╔══

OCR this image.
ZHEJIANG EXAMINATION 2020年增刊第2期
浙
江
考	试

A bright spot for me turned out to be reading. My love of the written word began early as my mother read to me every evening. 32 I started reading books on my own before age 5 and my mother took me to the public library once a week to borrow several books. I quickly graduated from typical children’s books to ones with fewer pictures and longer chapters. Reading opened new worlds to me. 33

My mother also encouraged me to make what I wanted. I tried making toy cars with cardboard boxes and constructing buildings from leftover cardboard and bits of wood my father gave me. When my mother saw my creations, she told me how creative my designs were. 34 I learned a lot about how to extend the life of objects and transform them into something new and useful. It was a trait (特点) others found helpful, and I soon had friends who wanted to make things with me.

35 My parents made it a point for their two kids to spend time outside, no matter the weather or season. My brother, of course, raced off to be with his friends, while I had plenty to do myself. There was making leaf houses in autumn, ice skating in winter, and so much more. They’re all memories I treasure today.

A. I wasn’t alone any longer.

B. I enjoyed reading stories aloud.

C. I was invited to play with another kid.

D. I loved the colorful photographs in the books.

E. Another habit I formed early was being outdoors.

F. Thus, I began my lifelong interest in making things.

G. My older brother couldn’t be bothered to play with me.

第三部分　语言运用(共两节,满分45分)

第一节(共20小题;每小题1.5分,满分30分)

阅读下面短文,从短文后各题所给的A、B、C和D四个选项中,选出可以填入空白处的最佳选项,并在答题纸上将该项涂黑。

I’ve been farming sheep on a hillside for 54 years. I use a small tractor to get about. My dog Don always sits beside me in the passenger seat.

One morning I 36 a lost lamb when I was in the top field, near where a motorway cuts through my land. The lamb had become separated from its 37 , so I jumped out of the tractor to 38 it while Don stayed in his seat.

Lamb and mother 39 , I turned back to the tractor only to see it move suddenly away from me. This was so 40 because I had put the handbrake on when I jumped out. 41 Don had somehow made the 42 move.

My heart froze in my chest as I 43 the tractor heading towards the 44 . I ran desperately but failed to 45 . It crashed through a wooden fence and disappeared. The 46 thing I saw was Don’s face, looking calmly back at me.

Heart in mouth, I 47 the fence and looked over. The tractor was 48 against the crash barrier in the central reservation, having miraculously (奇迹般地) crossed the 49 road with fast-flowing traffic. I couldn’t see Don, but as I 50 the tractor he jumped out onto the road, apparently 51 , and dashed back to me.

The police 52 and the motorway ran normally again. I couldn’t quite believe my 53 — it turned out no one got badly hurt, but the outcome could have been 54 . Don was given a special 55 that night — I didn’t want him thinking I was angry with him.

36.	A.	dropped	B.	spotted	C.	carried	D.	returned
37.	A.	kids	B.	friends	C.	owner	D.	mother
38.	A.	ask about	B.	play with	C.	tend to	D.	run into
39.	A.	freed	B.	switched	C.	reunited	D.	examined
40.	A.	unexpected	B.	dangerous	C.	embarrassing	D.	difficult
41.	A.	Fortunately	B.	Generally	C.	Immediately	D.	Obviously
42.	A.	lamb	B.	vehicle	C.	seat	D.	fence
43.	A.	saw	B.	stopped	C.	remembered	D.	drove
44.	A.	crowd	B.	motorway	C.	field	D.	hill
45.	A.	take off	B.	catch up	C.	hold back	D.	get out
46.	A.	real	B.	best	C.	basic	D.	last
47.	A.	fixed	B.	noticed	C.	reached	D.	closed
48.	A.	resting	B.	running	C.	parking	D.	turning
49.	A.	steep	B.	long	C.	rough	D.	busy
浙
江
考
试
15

╚══

- [THE REQUEST] Report how many lines of the records above contain the word "tractor", giving only the number.

- [SOLVED EXERCISE] 5